**Task directions:** Reproduce, without alteration, the lines of the listing from the line containing "58, 603, 269]" up to and including the line containing "237, 600, 260]".

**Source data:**
::::

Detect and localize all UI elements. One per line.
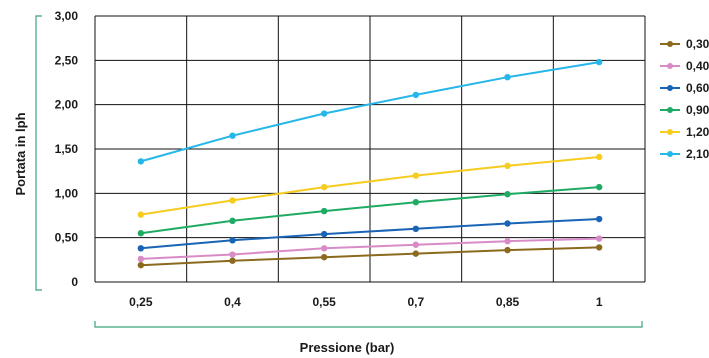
series-layer	[137, 58, 603, 269]
x-tick-label: 0,7	[407, 295, 424, 309]
series-3	[137, 183, 603, 237]
data-point	[595, 215, 603, 223]
y-tick-label: 1,50	[55, 142, 79, 156]
data-point	[229, 217, 236, 225]
data-point	[595, 235, 603, 242]
series-0	[137, 244, 603, 269]
legend-label: 2,10	[686, 147, 709, 161]
data-point	[320, 245, 328, 252]
data-point	[412, 225, 420, 232]
data-point	[320, 110, 328, 117]
data-point	[137, 255, 145, 263]
legend-swatch-marker	[667, 63, 673, 69]
legend-item: 0,30	[660, 37, 709, 51]
data-point	[504, 162, 511, 170]
y-axis-bracket	[35, 15, 42, 291]
x-tick-label: 1	[596, 295, 603, 309]
y-tick-label: 0,50	[55, 231, 79, 245]
axes: 0 0,50 1,00 1,50 2,00 2,50 3,00 0,25 0,4 0,55 0,7 0…	[35, 9, 643, 328]
data-point	[504, 191, 511, 198]
data-point	[137, 158, 145, 165]
series-2	[137, 215, 603, 252]
legend-item: 0,60	[660, 81, 709, 95]
y-tick-label: 2,00	[55, 98, 79, 112]
data-point	[320, 183, 328, 191]
data-point	[229, 257, 236, 264]
y-tick-label: 1,00	[55, 186, 79, 200]
data-point	[504, 238, 511, 245]
series-line	[140, 186, 600, 235]
x-tick-label: 0,25	[129, 295, 153, 309]
series-line	[140, 156, 600, 216]
legend-swatch-marker	[667, 151, 673, 157]
data-point	[320, 207, 328, 215]
legend-item: 1,20	[660, 125, 709, 139]
legend-label: 0,90	[686, 103, 709, 117]
x-tick-label: 0,4	[224, 295, 241, 309]
legend-item: 0,40	[660, 59, 709, 73]
y-axis-title: Portata in lph	[13, 112, 28, 195]
legend-swatch-marker	[667, 129, 673, 135]
data-point	[137, 261, 145, 269]
data-point	[412, 250, 420, 257]
legend-item: 0,90	[660, 103, 709, 117]
legend-label: 0,60	[686, 81, 709, 95]
legend-swatch-marker	[667, 85, 673, 91]
data-point	[137, 245, 145, 252]
data-point	[412, 241, 420, 248]
legend: 0,30 0,40 0,60 0,90 1,20 2,10	[660, 37, 709, 161]
x-axis-bracket	[94, 321, 643, 328]
data-point	[412, 91, 420, 99]
data-point	[504, 220, 511, 227]
data-point	[229, 197, 236, 204]
data-point	[504, 73, 511, 81]
series-5	[137, 58, 603, 165]
legend-item: 2,10	[660, 147, 709, 161]
legend-label: 0,30	[686, 37, 709, 51]
data-point	[320, 230, 328, 238]
data-point	[229, 251, 236, 258]
legend-label: 0,40	[686, 59, 709, 73]
data-point	[504, 246, 511, 254]
series-line	[140, 237, 600, 260]
data-point	[595, 183, 603, 191]
series-line	[140, 246, 600, 267]
legend-swatch-marker	[667, 41, 673, 47]
y-tick-label: 3,00	[55, 9, 79, 23]
data-point	[412, 199, 420, 206]
data-point	[229, 237, 236, 244]
series-line	[140, 61, 600, 163]
data-point	[412, 172, 420, 179]
x-tick-label: 0,55	[312, 295, 336, 309]
y-tick-label: 0	[71, 275, 78, 289]
series-4	[137, 153, 603, 218]
data-point	[595, 153, 603, 161]
legend-label: 1,20	[686, 125, 709, 139]
series-line	[140, 218, 600, 250]
data-point	[229, 132, 236, 139]
data-point	[137, 230, 145, 237]
data-point	[595, 244, 603, 251]
grid	[94, 15, 646, 283]
series-1	[137, 235, 603, 263]
data-point	[137, 211, 145, 218]
legend-swatch-marker	[667, 107, 673, 113]
data-point	[595, 58, 603, 66]
x-tick-label: 0,85	[496, 295, 520, 309]
data-point	[320, 253, 328, 261]
x-axis-title: Pressione (bar)	[300, 340, 395, 355]
y-tick-label: 2,50	[55, 53, 79, 67]
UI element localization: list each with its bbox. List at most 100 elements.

::::

**Written response:**
series-layer	[137, 58, 603, 269]
x-tick-label: 0,7	[407, 295, 424, 309]
series-3	[137, 183, 603, 237]
data-point	[595, 215, 603, 223]
y-tick-label: 1,50	[55, 142, 79, 156]
data-point	[229, 217, 236, 225]
data-point	[595, 235, 603, 242]
series-0	[137, 244, 603, 269]
legend-label: 2,10	[686, 147, 709, 161]
data-point	[320, 245, 328, 252]
data-point	[412, 225, 420, 232]
data-point	[320, 110, 328, 117]
data-point	[137, 255, 145, 263]
legend-swatch-marker	[667, 63, 673, 69]
legend-item: 0,30	[660, 37, 709, 51]
data-point	[504, 162, 511, 170]
y-axis-bracket	[35, 15, 42, 291]
x-tick-label: 1	[596, 295, 603, 309]
y-tick-label: 0,50	[55, 231, 79, 245]
axes: 0 0,50 1,00 1,50 2,00 2,50 3,00 0,25 0,4 0,55 0,7 0…	[35, 9, 643, 328]
data-point	[504, 191, 511, 198]
data-point	[137, 158, 145, 165]
series-2	[137, 215, 603, 252]
legend-item: 0,60	[660, 81, 709, 95]
y-tick-label: 2,00	[55, 98, 79, 112]
data-point	[320, 183, 328, 191]
data-point	[229, 257, 236, 264]
y-tick-label: 1,00	[55, 186, 79, 200]
data-point	[504, 238, 511, 245]
series-line	[140, 186, 600, 235]
x-tick-label: 0,25	[129, 295, 153, 309]
series-line	[140, 156, 600, 216]
legend-swatch-marker	[667, 151, 673, 157]
data-point	[320, 207, 328, 215]
legend-item: 1,20	[660, 125, 709, 139]
legend-label: 0,90	[686, 103, 709, 117]
x-tick-label: 0,4	[224, 295, 241, 309]
legend-item: 0,40	[660, 59, 709, 73]
y-axis-title: Portata in lph	[13, 112, 28, 195]
legend-swatch-marker	[667, 129, 673, 135]
data-point	[137, 261, 145, 269]
data-point	[412, 250, 420, 257]
legend-item: 0,90	[660, 103, 709, 117]
legend-label: 0,60	[686, 81, 709, 95]
legend-swatch-marker	[667, 85, 673, 91]
data-point	[137, 245, 145, 252]
data-point	[412, 241, 420, 248]
legend: 0,30 0,40 0,60 0,90 1,20 2,10	[660, 37, 709, 161]
x-axis-bracket	[94, 321, 643, 328]
data-point	[412, 91, 420, 99]
data-point	[504, 220, 511, 227]
data-point	[229, 197, 236, 204]
data-point	[504, 73, 511, 81]
series-5	[137, 58, 603, 165]
legend-item: 2,10	[660, 147, 709, 161]
legend-label: 0,30	[686, 37, 709, 51]
data-point	[320, 230, 328, 238]
data-point	[229, 251, 236, 258]
legend-label: 0,40	[686, 59, 709, 73]
data-point	[504, 246, 511, 254]
series-line	[140, 237, 600, 260]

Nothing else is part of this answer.